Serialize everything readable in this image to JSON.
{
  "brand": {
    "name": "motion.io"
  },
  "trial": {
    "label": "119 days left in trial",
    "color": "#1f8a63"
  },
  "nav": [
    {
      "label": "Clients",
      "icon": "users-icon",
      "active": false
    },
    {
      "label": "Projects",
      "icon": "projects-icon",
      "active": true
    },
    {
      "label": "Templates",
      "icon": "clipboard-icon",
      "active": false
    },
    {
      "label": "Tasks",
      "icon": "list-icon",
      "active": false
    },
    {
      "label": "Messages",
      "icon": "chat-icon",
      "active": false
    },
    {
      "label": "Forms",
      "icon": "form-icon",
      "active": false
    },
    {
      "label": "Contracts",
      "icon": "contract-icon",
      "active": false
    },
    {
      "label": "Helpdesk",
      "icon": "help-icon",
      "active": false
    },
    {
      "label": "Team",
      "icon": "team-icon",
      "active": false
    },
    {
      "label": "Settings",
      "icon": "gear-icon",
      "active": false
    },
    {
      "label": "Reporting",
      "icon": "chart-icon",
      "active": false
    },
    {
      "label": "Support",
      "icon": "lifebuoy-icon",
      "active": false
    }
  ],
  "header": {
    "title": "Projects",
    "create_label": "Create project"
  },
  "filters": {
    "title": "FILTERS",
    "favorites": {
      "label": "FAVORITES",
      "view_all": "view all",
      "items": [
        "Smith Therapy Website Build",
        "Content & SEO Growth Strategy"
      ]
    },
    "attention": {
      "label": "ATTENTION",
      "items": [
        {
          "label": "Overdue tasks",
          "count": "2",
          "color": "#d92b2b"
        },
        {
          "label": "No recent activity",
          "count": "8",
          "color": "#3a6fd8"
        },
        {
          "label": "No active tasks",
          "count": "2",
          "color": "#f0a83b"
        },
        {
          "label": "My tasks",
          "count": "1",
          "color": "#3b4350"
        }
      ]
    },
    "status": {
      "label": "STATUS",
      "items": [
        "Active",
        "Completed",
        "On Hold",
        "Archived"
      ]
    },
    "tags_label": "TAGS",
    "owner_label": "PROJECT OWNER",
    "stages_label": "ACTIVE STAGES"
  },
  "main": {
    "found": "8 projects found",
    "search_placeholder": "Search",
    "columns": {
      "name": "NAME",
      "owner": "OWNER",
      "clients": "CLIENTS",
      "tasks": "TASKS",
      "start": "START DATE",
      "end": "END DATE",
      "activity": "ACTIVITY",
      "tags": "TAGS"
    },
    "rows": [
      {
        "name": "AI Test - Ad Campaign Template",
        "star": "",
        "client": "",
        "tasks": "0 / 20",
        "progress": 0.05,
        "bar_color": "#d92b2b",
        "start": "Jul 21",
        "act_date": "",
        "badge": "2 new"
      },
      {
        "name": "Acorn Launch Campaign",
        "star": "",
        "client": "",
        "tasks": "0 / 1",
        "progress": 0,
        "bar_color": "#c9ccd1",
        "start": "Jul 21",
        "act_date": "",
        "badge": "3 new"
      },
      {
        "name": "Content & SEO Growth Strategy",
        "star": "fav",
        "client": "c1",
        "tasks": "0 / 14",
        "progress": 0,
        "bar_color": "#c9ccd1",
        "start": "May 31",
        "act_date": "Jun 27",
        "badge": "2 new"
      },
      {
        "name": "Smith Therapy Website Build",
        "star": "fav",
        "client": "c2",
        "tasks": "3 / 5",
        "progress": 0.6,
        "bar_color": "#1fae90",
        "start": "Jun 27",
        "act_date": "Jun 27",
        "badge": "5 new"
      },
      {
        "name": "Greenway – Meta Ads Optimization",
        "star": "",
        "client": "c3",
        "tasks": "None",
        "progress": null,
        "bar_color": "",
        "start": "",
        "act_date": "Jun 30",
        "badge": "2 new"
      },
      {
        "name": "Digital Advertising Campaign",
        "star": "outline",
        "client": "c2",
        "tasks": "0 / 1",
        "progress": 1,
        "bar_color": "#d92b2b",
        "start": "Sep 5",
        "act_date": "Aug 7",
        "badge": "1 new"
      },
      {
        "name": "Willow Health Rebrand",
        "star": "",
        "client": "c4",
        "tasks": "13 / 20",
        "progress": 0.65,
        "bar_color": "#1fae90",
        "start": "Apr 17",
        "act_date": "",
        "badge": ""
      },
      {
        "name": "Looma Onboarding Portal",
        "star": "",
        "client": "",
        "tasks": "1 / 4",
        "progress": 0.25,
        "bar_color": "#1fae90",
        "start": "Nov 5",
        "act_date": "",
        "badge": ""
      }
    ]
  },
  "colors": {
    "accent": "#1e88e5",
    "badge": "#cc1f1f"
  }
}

═══

* Task prompt: Which lines contain "progress"? Copy each of them.

* Solution for this task:
        "progress": 0.05,
        "progress": 0,
        "progress": 0,
        "progress": 0.6,
        "progress": null,
        "progress": 1,
        "progress": 0.65,
        "progress": 0.25,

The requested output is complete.